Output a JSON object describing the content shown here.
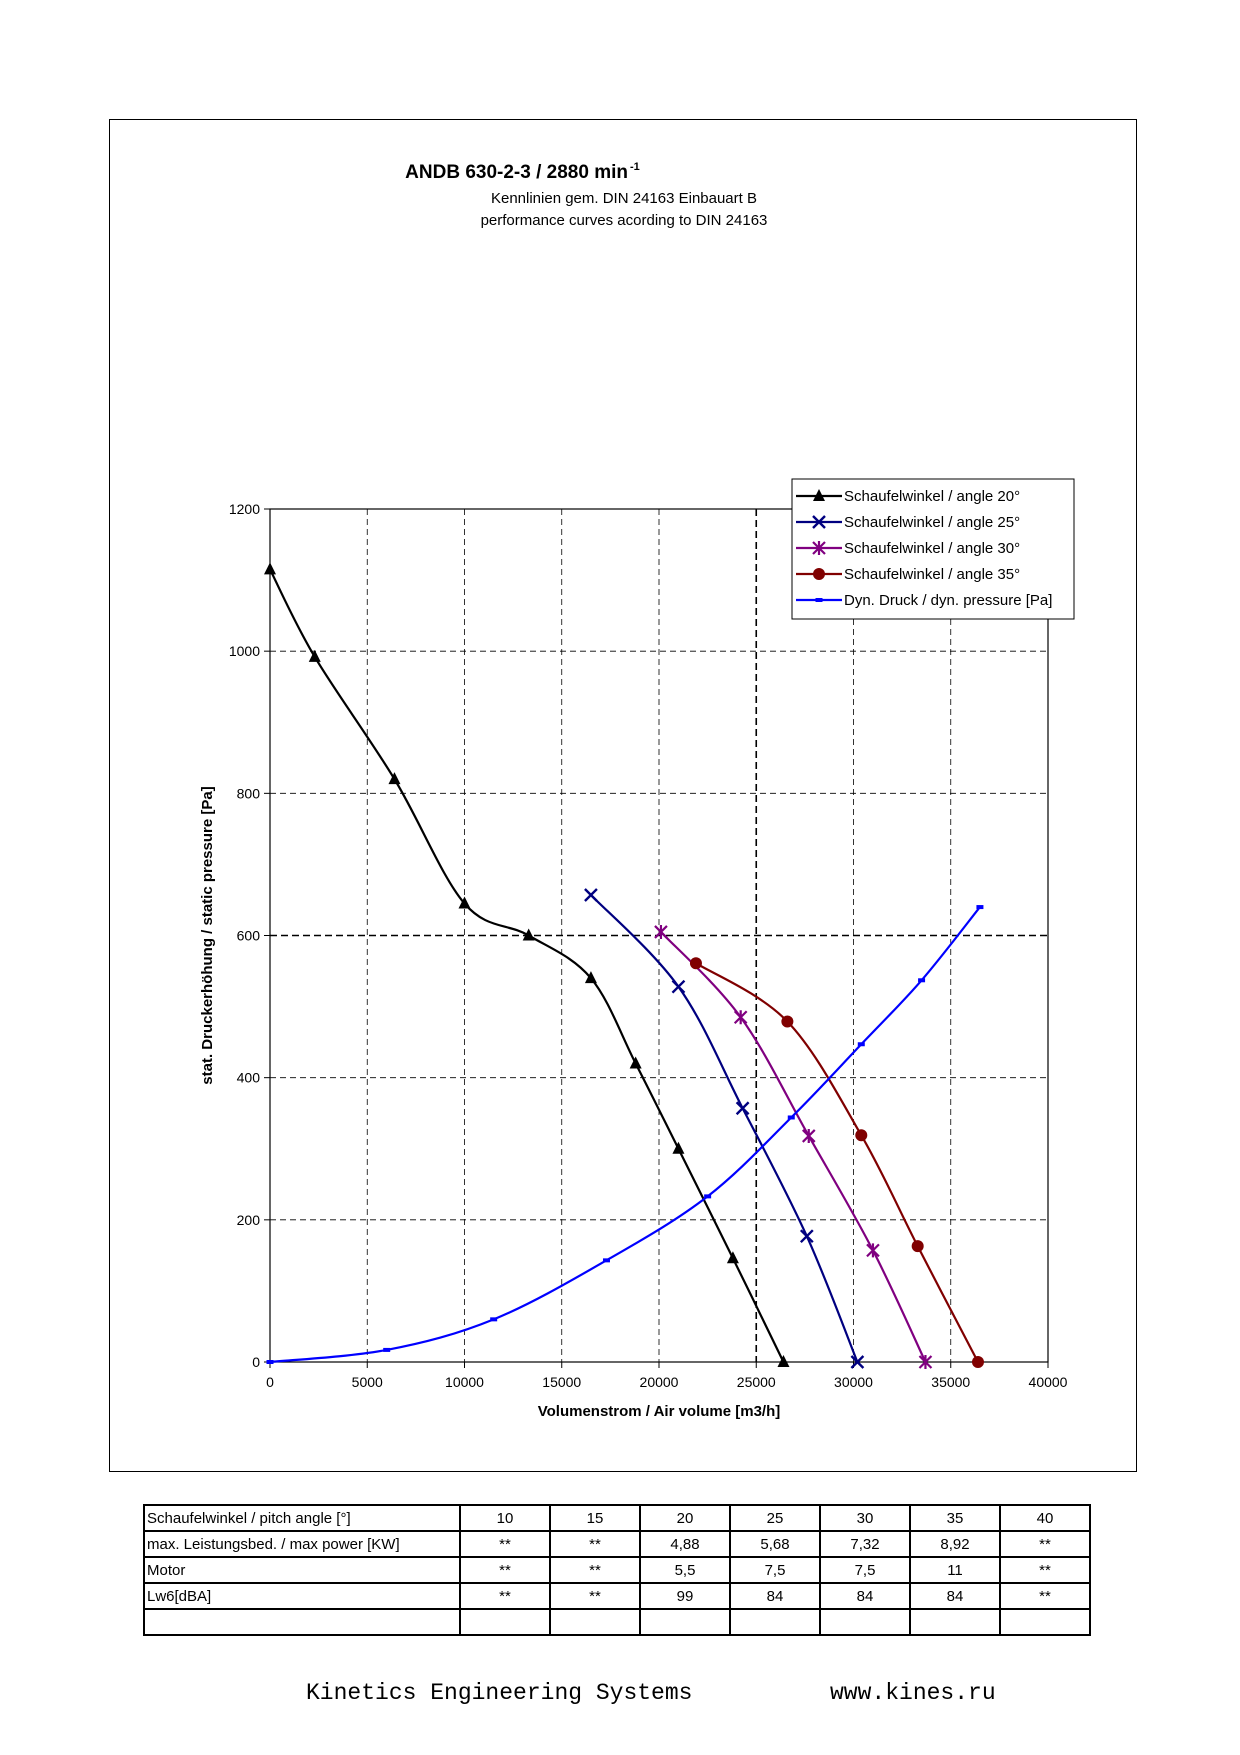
{
  "chart_data": {
    "type": "line",
    "title": "ANDB 630-2-3 / 2880 min",
    "title_superscript": "-1",
    "subtitle_lines": [
      "Kennlinien gem. DIN 24163 Einbauart B",
      "performance curves acording to DIN 24163"
    ],
    "xlabel": "Volumenstrom / Air volume [m3/h]",
    "ylabel": "stat. Druckerhöhung / static pressure [Pa]",
    "xlim": [
      0,
      40000
    ],
    "ylim": [
      0,
      1200
    ],
    "xticks": [
      0,
      5000,
      10000,
      15000,
      20000,
      25000,
      30000,
      35000,
      40000
    ],
    "yticks": [
      0,
      200,
      400,
      600,
      800,
      1000,
      1200
    ],
    "grid": "dashed",
    "reference_lines": {
      "x": 25000,
      "y": 600
    },
    "legend_position": "top-right",
    "series": [
      {
        "name": "Schaufelwinkel / angle 20°",
        "color": "#000000",
        "marker": "triangle",
        "x": [
          0,
          2300,
          6400,
          10000,
          13300,
          16500,
          18800,
          21000,
          23800,
          26400
        ],
        "y": [
          1115,
          992,
          820,
          645,
          600,
          540,
          420,
          300,
          146,
          0
        ]
      },
      {
        "name": "Schaufelwinkel / angle 25°",
        "color": "#000080",
        "marker": "x",
        "x": [
          16500,
          21000,
          24300,
          27600,
          30200
        ],
        "y": [
          657,
          528,
          357,
          177,
          0
        ]
      },
      {
        "name": "Schaufelwinkel / angle 30°",
        "color": "#800080",
        "marker": "star",
        "x": [
          20100,
          24200,
          27700,
          31000,
          33700
        ],
        "y": [
          605,
          485,
          318,
          157,
          0
        ]
      },
      {
        "name": "Schaufelwinkel / angle 35°",
        "color": "#800000",
        "marker": "circle",
        "x": [
          21900,
          26600,
          30400,
          33300,
          36400
        ],
        "y": [
          561,
          479,
          319,
          163,
          0
        ]
      },
      {
        "name": "Dyn. Druck / dyn. pressure [Pa]",
        "color": "#0000ff",
        "marker": "dash",
        "x": [
          0,
          6000,
          11500,
          17300,
          22500,
          26800,
          30400,
          33500,
          36500
        ],
        "y": [
          0,
          17,
          60,
          143,
          233,
          344,
          447,
          537,
          640
        ]
      }
    ]
  },
  "table": {
    "rows": [
      [
        "Schaufelwinkel / pitch angle [°]",
        "10",
        "15",
        "20",
        "25",
        "30",
        "35",
        "40"
      ],
      [
        "max. Leistungsbed. / max power [KW]",
        "**",
        "**",
        "4,88",
        "5,68",
        "7,32",
        "8,92",
        "**"
      ],
      [
        "Motor",
        "**",
        "**",
        "5,5",
        "7,5",
        "7,5",
        "11",
        "**"
      ],
      [
        "Lw6[dBA]",
        "**",
        "**",
        "99",
        "84",
        "84",
        "84",
        "**"
      ],
      [
        "",
        "",
        "",
        "",
        "",
        "",
        "",
        ""
      ]
    ]
  },
  "footer": {
    "company": "Kinetics Engineering Systems",
    "url": "www.kines.ru"
  }
}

* * * * *

Problem to work on:
Output the data exactly. Pictures don't belong in the result.

Solution for this task:
Output a JSON object describing the content shown here.
{
  "chart_data": {
    "type": "line",
    "title": "ANDB 630-2-3 / 2880 min",
    "title_superscript": "-1",
    "subtitle_lines": [
      "Kennlinien gem. DIN 24163 Einbauart B",
      "performance curves acording to DIN 24163"
    ],
    "xlabel": "Volumenstrom / Air volume [m3/h]",
    "ylabel": "stat. Druckerhöhung / static pressure [Pa]",
    "xlim": [
      0,
      40000
    ],
    "ylim": [
      0,
      1200
    ],
    "xticks": [
      0,
      5000,
      10000,
      15000,
      20000,
      25000,
      30000,
      35000,
      40000
    ],
    "yticks": [
      0,
      200,
      400,
      600,
      800,
      1000,
      1200
    ],
    "grid": "dashed",
    "reference_lines": {
      "x": 25000,
      "y": 600
    },
    "legend_position": "top-right",
    "series": [
      {
        "name": "Schaufelwinkel / angle 20°",
        "color": "#000000",
        "marker": "triangle",
        "x": [
          0,
          2300,
          6400,
          10000,
          13300,
          16500,
          18800,
          21000,
          23800,
          26400
        ],
        "y": [
          1115,
          992,
          820,
          645,
          600,
          540,
          420,
          300,
          146,
          0
        ]
      },
      {
        "name": "Schaufelwinkel / angle 25°",
        "color": "#000080",
        "marker": "x",
        "x": [
          16500,
          21000,
          24300,
          27600,
          30200
        ],
        "y": [
          657,
          528,
          357,
          177,
          0
        ]
      },
      {
        "name": "Schaufelwinkel / angle 30°",
        "color": "#800080",
        "marker": "star",
        "x": [
          20100,
          24200,
          27700,
          31000,
          33700
        ],
        "y": [
          605,
          485,
          318,
          157,
          0
        ]
      },
      {
        "name": "Schaufelwinkel / angle 35°",
        "color": "#800000",
        "marker": "circle",
        "x": [
          21900,
          26600,
          30400,
          33300,
          36400
        ],
        "y": [
          561,
          479,
          319,
          163,
          0
        ]
      },
      {
        "name": "Dyn. Druck / dyn. pressure [Pa]",
        "color": "#0000ff",
        "marker": "dash",
        "x": [
          0,
          6000,
          11500,
          17300,
          22500,
          26800,
          30400,
          33500,
          36500
        ],
        "y": [
          0,
          17,
          60,
          143,
          233,
          344,
          447,
          537,
          640
        ]
      }
    ]
  },
  "table": {
    "rows": [
      [
        "Schaufelwinkel / pitch angle [°]",
        "10",
        "15",
        "20",
        "25",
        "30",
        "35",
        "40"
      ],
      [
        "max. Leistungsbed. / max power [KW]",
        "**",
        "**",
        "4,88",
        "5,68",
        "7,32",
        "8,92",
        "**"
      ],
      [
        "Motor",
        "**",
        "**",
        "5,5",
        "7,5",
        "7,5",
        "11",
        "**"
      ],
      [
        "Lw6[dBA]",
        "**",
        "**",
        "99",
        "84",
        "84",
        "84",
        "**"
      ],
      [
        "",
        "",
        "",
        "",
        "",
        "",
        "",
        ""
      ]
    ]
  },
  "footer": {
    "company": "Kinetics Engineering Systems",
    "url": "www.kines.ru"
  }
}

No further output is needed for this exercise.